## [What the task asks]
Every line containing the word "empresa" needs to be found and copied.

Start

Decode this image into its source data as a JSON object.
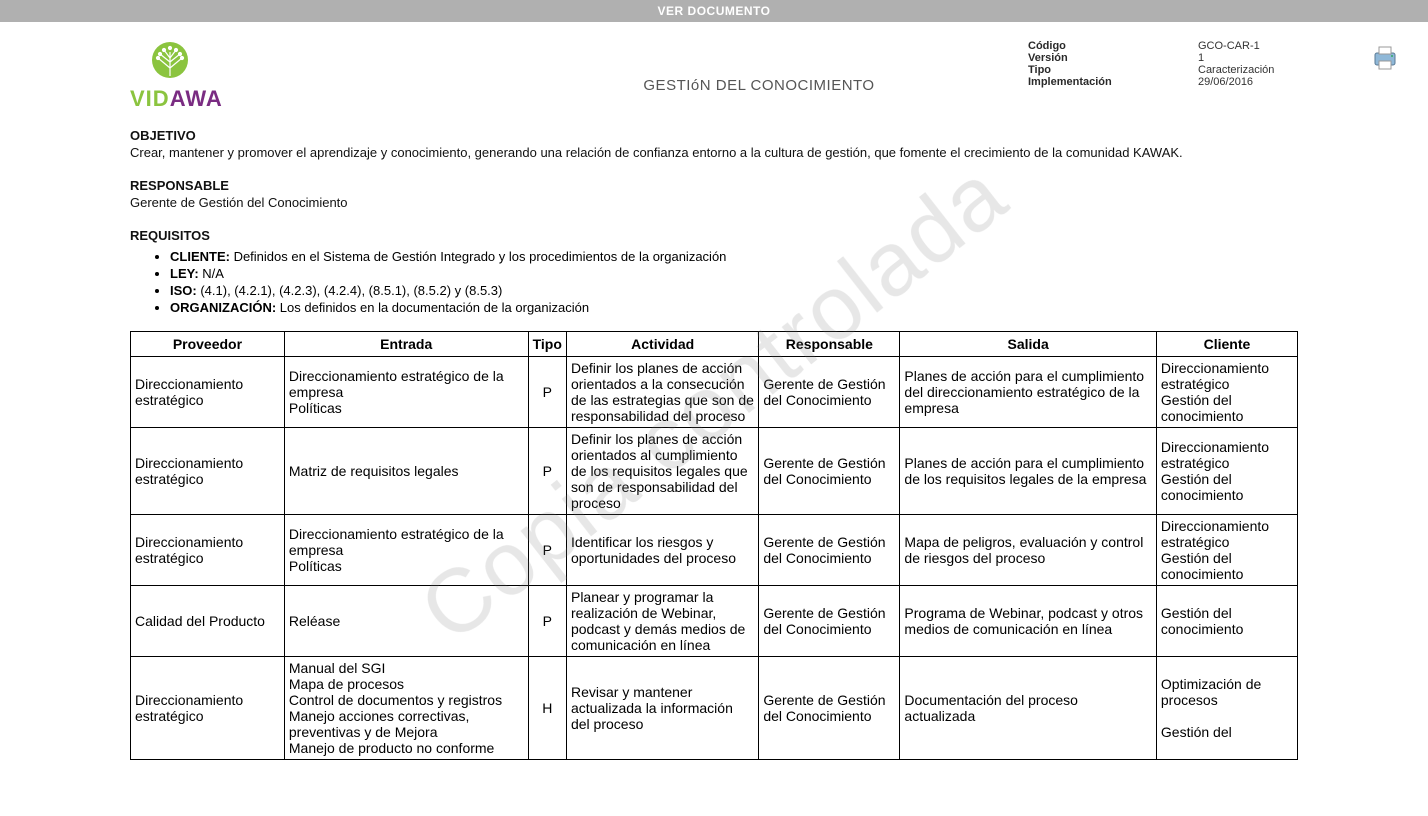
{
  "topbar": "VER DOCUMENTO",
  "title": "GESTIóN DEL CONOCIMIENTO",
  "watermark": "Copia controlada",
  "meta": {
    "labels": {
      "codigo": "Código",
      "version": "Versión",
      "tipo": "Tipo",
      "impl": "Implementación"
    },
    "values": {
      "codigo": "GCO-CAR-1",
      "version": "1",
      "tipo": "Caracterización",
      "impl": "29/06/2016"
    }
  },
  "sections": {
    "objetivo_h": "OBJETIVO",
    "objetivo_t": "Crear, mantener y promover el aprendizaje y conocimiento, generando una relación de confianza entorno a la cultura de gestión, que fomente  el crecimiento de la comunidad KAWAK.",
    "responsable_h": "RESPONSABLE",
    "responsable_t": "Gerente de Gestión del Conocimiento",
    "requisitos_h": "REQUISITOS"
  },
  "requisitos": [
    {
      "label": "CLIENTE:",
      "text": " Definidos en el Sistema de Gestión Integrado y los procedimientos de la organización"
    },
    {
      "label": "LEY:",
      "text": "  N/A"
    },
    {
      "label": "ISO:",
      "text": " (4.1), (4.2.1), (4.2.3), (4.2.4), (8.5.1), (8.5.2) y (8.5.3)"
    },
    {
      "label": "ORGANIZACIÓN:",
      "text": " Los definidos en la documentación de la organización"
    }
  ],
  "table": {
    "headers": [
      "Proveedor",
      "Entrada",
      "Tipo",
      "Actividad",
      "Responsable",
      "Salida",
      "Cliente"
    ],
    "rows": [
      {
        "proveedor": "Direccionamiento estratégico",
        "entrada": "Direccionamiento estratégico de la empresa\nPolíticas",
        "tipo": "P",
        "actividad": "Definir los planes de acción orientados a la consecución de las estrategias que son de responsabilidad del proceso",
        "responsable": "Gerente de Gestión del Conocimiento",
        "salida": "Planes de acción para el cumplimiento del direccionamiento estratégico de la empresa",
        "cliente": "Direccionamiento estratégico\nGestión del conocimiento"
      },
      {
        "proveedor": "Direccionamiento estratégico",
        "entrada": "Matriz de requisitos legales",
        "tipo": "P",
        "actividad": "Definir los planes de acción orientados al cumplimiento de los requisitos legales que son de responsabilidad del proceso",
        "responsable": "Gerente de Gestión del Conocimiento",
        "salida": "Planes de acción para el cumplimiento de los requisitos legales de la empresa",
        "cliente": "Direccionamiento estratégico\nGestión del conocimiento"
      },
      {
        "proveedor": "Direccionamiento estratégico",
        "entrada": "Direccionamiento estratégico de la empresa\nPolíticas",
        "tipo": "P",
        "actividad": "Identificar los riesgos y oportunidades del proceso",
        "responsable": "Gerente de Gestión del Conocimiento",
        "salida": "Mapa de peligros, evaluación y control de riesgos del proceso",
        "cliente": "Direccionamiento estratégico\nGestión del conocimiento"
      },
      {
        "proveedor": "Calidad del Producto",
        "entrada": "Reléase",
        "tipo": "P",
        "actividad": "Planear y programar la realización de Webinar, podcast y demás medios de comunicación en línea",
        "responsable": "Gerente de Gestión del Conocimiento",
        "salida": "Programa de Webinar, podcast y otros medios de comunicación en línea",
        "cliente": "Gestión del conocimiento"
      },
      {
        "proveedor": "Direccionamiento estratégico",
        "entrada": "Manual del SGI\nMapa de procesos\nControl de documentos y registros\nManejo acciones correctivas, preventivas y de Mejora\nManejo de producto no conforme",
        "tipo": "H",
        "actividad": "Revisar y mantener actualizada la información del proceso",
        "responsable": "Gerente de Gestión del Conocimiento",
        "salida": "Documentación del proceso actualizada",
        "cliente": "Optimización de procesos\n\nGestión del"
      }
    ]
  }
}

End

## [Answer below]
        "entrada": "Direccionamiento estratégico de la empresa\nPolíticas",
        "salida": "Planes de acción para el cumplimiento del direccionamiento estratégico de la empresa",
        "salida": "Planes de acción para el cumplimiento de los requisitos legales de la empresa",
        "entrada": "Direccionamiento estratégico de la empresa\nPolíticas",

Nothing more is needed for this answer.